──────── Entries supplied ────────

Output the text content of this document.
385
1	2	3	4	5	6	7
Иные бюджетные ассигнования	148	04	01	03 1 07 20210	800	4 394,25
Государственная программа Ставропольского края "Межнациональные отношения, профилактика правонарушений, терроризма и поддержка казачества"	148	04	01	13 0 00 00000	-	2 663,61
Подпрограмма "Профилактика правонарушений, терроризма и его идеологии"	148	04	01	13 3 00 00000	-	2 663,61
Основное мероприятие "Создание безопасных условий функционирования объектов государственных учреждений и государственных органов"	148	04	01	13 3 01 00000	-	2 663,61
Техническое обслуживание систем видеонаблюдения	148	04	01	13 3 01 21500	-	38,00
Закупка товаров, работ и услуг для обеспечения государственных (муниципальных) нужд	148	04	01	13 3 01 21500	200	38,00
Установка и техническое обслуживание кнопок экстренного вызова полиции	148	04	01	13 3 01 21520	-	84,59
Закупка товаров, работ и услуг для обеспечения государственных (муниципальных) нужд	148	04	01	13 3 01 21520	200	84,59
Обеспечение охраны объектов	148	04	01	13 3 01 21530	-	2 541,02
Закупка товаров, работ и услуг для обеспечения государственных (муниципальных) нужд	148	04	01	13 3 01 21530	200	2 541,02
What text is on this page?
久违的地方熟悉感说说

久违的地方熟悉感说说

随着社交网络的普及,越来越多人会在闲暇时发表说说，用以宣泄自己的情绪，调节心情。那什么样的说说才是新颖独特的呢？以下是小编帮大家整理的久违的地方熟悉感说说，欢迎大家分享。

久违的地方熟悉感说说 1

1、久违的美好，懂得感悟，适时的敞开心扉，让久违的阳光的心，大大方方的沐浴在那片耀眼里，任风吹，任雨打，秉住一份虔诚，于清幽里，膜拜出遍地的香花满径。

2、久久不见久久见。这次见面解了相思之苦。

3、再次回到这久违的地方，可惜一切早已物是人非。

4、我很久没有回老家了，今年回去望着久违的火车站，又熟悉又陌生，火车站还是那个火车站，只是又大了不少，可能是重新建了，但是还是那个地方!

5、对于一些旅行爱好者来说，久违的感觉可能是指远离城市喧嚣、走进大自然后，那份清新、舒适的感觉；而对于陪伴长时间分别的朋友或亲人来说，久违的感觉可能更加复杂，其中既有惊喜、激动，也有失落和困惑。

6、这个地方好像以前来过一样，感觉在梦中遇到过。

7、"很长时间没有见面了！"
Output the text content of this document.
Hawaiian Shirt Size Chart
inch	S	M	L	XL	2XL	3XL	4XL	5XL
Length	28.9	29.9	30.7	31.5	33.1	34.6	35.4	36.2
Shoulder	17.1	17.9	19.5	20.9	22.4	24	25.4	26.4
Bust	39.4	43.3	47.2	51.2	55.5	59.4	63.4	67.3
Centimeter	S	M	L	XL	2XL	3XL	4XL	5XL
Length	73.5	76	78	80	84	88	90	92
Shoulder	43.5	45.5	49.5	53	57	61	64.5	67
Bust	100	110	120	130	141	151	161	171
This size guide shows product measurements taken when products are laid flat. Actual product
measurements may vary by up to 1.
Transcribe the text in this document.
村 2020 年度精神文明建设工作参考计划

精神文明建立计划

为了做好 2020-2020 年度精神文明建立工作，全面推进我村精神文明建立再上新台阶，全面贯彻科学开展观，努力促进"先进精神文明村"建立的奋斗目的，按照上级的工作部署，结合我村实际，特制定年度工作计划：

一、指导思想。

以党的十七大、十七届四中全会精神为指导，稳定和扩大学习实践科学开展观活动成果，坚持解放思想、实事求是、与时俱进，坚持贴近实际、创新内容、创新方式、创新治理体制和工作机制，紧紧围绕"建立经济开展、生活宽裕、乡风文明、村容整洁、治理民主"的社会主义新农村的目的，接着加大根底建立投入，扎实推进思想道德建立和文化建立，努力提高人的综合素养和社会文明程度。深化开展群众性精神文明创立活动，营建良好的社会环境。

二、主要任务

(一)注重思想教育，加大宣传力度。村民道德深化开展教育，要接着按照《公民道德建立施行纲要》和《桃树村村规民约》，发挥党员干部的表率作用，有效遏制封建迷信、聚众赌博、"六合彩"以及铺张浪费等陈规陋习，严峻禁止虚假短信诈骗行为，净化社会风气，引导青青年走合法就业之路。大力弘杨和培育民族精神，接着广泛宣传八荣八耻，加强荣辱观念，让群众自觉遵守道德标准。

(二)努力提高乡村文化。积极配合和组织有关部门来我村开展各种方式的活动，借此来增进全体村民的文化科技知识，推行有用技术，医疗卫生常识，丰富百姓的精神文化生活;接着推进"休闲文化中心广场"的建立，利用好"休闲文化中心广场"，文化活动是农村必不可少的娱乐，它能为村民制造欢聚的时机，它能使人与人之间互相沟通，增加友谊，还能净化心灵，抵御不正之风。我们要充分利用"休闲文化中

────────

_Exercise directions_: What is the number of lines in the records above that include the word "товаров"? Reply with that number and nothing more.

_Answer to the task_: 3